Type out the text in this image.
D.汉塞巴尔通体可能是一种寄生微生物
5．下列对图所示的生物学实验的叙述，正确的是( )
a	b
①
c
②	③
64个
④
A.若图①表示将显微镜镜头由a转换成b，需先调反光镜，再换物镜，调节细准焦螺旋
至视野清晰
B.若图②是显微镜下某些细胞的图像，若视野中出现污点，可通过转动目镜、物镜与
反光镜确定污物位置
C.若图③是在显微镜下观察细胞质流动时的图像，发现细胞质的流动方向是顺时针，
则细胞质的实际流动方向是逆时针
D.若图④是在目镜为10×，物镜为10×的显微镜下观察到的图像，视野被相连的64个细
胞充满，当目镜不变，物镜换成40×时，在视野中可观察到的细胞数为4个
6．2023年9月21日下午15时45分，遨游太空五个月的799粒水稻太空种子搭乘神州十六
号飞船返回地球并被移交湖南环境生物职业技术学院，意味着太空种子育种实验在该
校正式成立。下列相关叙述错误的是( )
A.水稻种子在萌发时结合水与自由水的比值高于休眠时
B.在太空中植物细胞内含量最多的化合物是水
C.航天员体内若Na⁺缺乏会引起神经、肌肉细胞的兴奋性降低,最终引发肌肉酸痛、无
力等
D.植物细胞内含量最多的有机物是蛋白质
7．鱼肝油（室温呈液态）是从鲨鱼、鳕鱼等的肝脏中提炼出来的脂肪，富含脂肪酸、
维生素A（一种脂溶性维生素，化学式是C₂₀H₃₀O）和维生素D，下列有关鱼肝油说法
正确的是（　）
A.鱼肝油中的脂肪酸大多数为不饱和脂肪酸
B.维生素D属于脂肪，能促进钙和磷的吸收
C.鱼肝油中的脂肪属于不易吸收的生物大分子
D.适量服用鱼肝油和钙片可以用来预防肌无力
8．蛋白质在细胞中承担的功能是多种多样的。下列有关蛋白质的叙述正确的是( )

+++++

**Aim of the exercise:** Please give back all of the records exactly as written.

**Output for this task:**
Type out the text in this image.
D.汉塞巴尔通体可能是一种寄生微生物
5．下列对图所示的生物学实验的叙述，正确的是( )
a	b
①
c
②	③
64个
④
A.若图①表示将显微镜镜头由a转换成b，需先调反光镜，再换物镜，调节细准焦螺旋
至视野清晰
B.若图②是显微镜下某些细胞的图像，若视野中出现污点，可通过转动目镜、物镜与
反光镜确定污物位置
C.若图③是在显微镜下观察细胞质流动时的图像，发现细胞质的流动方向是顺时针，
则细胞质的实际流动方向是逆时针
D.若图④是在目镜为10×，物镜为10×的显微镜下观察到的图像，视野被相连的64个细
胞充满，当目镜不变，物镜换成40×时，在视野中可观察到的细胞数为4个
6．2023年9月21日下午15时45分，遨游太空五个月的799粒水稻太空种子搭乘神州十六
号飞船返回地球并被移交湖南环境生物职业技术学院，意味着太空种子育种实验在该
校正式成立。下列相关叙述错误的是( )
A.水稻种子在萌发时结合水与自由水的比值高于休眠时
B.在太空中植物细胞内含量最多的化合物是水
C.航天员体内若Na⁺缺乏会引起神经、肌肉细胞的兴奋性降低,最终引发肌肉酸痛、无
力等
D.植物细胞内含量最多的有机物是蛋白质
7．鱼肝油（室温呈液态）是从鲨鱼、鳕鱼等的肝脏中提炼出来的脂肪，富含脂肪酸、
维生素A（一种脂溶性维生素，化学式是C₂₀H₃₀O）和维生素D，下列有关鱼肝油说法
正确的是（　）
A.鱼肝油中的脂肪酸大多数为不饱和脂肪酸
B.维生素D属于脂肪，能促进钙和磷的吸收
C.鱼肝油中的脂肪属于不易吸收的生物大分子
D.适量服用鱼肝油和钙片可以用来预防肌无力
8．蛋白质在细胞中承担的功能是多种多样的。下列有关蛋白质的叙述正确的是( )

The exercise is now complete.